**Data excerpts**:
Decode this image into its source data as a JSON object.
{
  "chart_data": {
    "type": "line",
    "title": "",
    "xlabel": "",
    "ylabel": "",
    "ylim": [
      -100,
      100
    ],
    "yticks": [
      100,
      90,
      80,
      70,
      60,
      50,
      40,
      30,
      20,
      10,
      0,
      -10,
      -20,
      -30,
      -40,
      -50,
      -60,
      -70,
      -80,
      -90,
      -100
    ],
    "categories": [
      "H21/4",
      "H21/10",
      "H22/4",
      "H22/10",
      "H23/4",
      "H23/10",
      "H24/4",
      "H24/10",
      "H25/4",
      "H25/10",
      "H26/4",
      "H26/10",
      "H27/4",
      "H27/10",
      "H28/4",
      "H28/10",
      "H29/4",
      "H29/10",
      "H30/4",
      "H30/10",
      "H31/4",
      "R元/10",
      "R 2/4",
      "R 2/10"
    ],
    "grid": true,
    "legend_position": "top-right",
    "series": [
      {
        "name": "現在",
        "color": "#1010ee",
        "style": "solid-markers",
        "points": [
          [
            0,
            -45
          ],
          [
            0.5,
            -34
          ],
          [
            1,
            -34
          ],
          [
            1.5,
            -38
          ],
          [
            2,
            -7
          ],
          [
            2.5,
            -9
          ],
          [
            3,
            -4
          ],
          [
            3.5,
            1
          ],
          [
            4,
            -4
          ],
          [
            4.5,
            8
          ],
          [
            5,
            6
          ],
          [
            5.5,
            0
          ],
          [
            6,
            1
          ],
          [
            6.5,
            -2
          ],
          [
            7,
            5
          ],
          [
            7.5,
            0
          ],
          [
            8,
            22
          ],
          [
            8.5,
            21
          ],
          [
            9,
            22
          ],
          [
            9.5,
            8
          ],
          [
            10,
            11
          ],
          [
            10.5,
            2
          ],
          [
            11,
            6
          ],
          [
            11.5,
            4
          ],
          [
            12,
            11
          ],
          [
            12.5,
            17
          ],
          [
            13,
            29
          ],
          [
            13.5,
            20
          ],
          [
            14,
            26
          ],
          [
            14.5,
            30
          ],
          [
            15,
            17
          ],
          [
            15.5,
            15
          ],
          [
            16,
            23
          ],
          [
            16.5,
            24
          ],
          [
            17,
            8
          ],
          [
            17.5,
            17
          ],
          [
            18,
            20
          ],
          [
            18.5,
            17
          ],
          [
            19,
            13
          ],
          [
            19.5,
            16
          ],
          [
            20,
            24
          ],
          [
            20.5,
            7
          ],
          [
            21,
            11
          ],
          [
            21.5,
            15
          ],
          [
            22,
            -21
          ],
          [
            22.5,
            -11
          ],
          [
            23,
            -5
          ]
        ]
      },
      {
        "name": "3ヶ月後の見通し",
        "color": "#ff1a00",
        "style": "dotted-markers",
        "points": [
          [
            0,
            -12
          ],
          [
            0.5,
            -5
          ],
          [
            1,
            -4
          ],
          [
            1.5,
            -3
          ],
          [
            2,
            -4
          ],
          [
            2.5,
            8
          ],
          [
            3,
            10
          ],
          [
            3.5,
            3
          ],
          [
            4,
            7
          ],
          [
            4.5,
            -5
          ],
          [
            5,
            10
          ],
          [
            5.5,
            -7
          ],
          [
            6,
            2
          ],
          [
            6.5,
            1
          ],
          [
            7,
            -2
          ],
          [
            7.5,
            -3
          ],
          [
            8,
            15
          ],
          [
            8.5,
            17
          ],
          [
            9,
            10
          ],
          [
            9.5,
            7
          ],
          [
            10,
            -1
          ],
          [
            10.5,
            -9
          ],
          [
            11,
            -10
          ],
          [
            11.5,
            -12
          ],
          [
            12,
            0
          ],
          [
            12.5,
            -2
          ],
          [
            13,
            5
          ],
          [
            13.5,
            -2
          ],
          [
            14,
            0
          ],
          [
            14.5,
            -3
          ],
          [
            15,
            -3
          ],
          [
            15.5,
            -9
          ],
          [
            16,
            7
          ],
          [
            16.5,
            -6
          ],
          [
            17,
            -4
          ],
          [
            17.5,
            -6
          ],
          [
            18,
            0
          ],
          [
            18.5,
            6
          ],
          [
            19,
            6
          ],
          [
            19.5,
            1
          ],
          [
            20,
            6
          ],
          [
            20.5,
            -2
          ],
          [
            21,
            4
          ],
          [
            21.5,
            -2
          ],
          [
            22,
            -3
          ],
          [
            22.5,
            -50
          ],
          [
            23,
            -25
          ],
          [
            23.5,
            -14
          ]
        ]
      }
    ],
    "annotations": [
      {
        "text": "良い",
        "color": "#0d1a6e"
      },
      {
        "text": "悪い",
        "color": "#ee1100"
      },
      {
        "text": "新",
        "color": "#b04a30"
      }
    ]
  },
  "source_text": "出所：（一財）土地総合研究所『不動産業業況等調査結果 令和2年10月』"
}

**What you are asked to do**:
From the records above, extract every entry exactly as given.

**Task result**:
Decode this image into its source data as a JSON object.
{
  "chart_data": {
    "type": "line",
    "title": "",
    "xlabel": "",
    "ylabel": "",
    "ylim": [
      -100,
      100
    ],
    "yticks": [
      100,
      90,
      80,
      70,
      60,
      50,
      40,
      30,
      20,
      10,
      0,
      -10,
      -20,
      -30,
      -40,
      -50,
      -60,
      -70,
      -80,
      -90,
      -100
    ],
    "categories": [
      "H21/4",
      "H21/10",
      "H22/4",
      "H22/10",
      "H23/4",
      "H23/10",
      "H24/4",
      "H24/10",
      "H25/4",
      "H25/10",
      "H26/4",
      "H26/10",
      "H27/4",
      "H27/10",
      "H28/4",
      "H28/10",
      "H29/4",
      "H29/10",
      "H30/4",
      "H30/10",
      "H31/4",
      "R元/10",
      "R 2/4",
      "R 2/10"
    ],
    "grid": true,
    "legend_position": "top-right",
    "series": [
      {
        "name": "現在",
        "color": "#1010ee",
        "style": "solid-markers",
        "points": [
          [
            0,
            -45
          ],
          [
            0.5,
            -34
          ],
          [
            1,
            -34
          ],
          [
            1.5,
            -38
          ],
          [
            2,
            -7
          ],
          [
            2.5,
            -9
          ],
          [
            3,
            -4
          ],
          [
            3.5,
            1
          ],
          [
            4,
            -4
          ],
          [
            4.5,
            8
          ],
          [
            5,
            6
          ],
          [
            5.5,
            0
          ],
          [
            6,
            1
          ],
          [
            6.5,
            -2
          ],
          [
            7,
            5
          ],
          [
            7.5,
            0
          ],
          [
            8,
            22
          ],
          [
            8.5,
            21
          ],
          [
            9,
            22
          ],
          [
            9.5,
            8
          ],
          [
            10,
            11
          ],
          [
            10.5,
            2
          ],
          [
            11,
            6
          ],
          [
            11.5,
            4
          ],
          [
            12,
            11
          ],
          [
            12.5,
            17
          ],
          [
            13,
            29
          ],
          [
            13.5,
            20
          ],
          [
            14,
            26
          ],
          [
            14.5,
            30
          ],
          [
            15,
            17
          ],
          [
            15.5,
            15
          ],
          [
            16,
            23
          ],
          [
            16.5,
            24
          ],
          [
            17,
            8
          ],
          [
            17.5,
            17
          ],
          [
            18,
            20
          ],
          [
            18.5,
            17
          ],
          [
            19,
            13
          ],
          [
            19.5,
            16
          ],
          [
            20,
            24
          ],
          [
            20.5,
            7
          ],
          [
            21,
            11
          ],
          [
            21.5,
            15
          ],
          [
            22,
            -21
          ],
          [
            22.5,
            -11
          ],
          [
            23,
            -5
          ]
        ]
      },
      {
        "name": "3ヶ月後の見通し",
        "color": "#ff1a00",
        "style": "dotted-markers",
        "points": [
          [
            0,
            -12
          ],
          [
            0.5,
            -5
          ],
          [
            1,
            -4
          ],
          [
            1.5,
            -3
          ],
          [
            2,
            -4
          ],
          [
            2.5,
            8
          ],
          [
            3,
            10
          ],
          [
            3.5,
            3
          ],
          [
            4,
            7
          ],
          [
            4.5,
            -5
          ],
          [
            5,
            10
          ],
          [
            5.5,
            -7
          ],
          [
            6,
            2
          ],
          [
            6.5,
            1
          ],
          [
            7,
            -2
          ],
          [
            7.5,
            -3
          ],
          [
            8,
            15
          ],
          [
            8.5,
            17
          ],
          [
            9,
            10
          ],
          [
            9.5,
            7
          ],
          [
            10,
            -1
          ],
          [
            10.5,
            -9
          ],
          [
            11,
            -10
          ],
          [
            11.5,
            -12
          ],
          [
            12,
            0
          ],
          [
            12.5,
            -2
          ],
          [
            13,
            5
          ],
          [
            13.5,
            -2
          ],
          [
            14,
            0
          ],
          [
            14.5,
            -3
          ],
          [
            15,
            -3
          ],
          [
            15.5,
            -9
          ],
          [
            16,
            7
          ],
          [
            16.5,
            -6
          ],
          [
            17,
            -4
          ],
          [
            17.5,
            -6
          ],
          [
            18,
            0
          ],
          [
            18.5,
            6
          ],
          [
            19,
            6
          ],
          [
            19.5,
            1
          ],
          [
            20,
            6
          ],
          [
            20.5,
            -2
          ],
          [
            21,
            4
          ],
          [
            21.5,
            -2
          ],
          [
            22,
            -3
          ],
          [
            22.5,
            -50
          ],
          [
            23,
            -25
          ],
          [
            23.5,
            -14
          ]
        ]
      }
    ],
    "annotations": [
      {
        "text": "良い",
        "color": "#0d1a6e"
      },
      {
        "text": "悪い",
        "color": "#ee1100"
      },
      {
        "text": "新",
        "color": "#b04a30"
      }
    ]
  },
  "source_text": "出所：（一財）土地総合研究所『不動産業業況等調査結果 令和2年10月』"
}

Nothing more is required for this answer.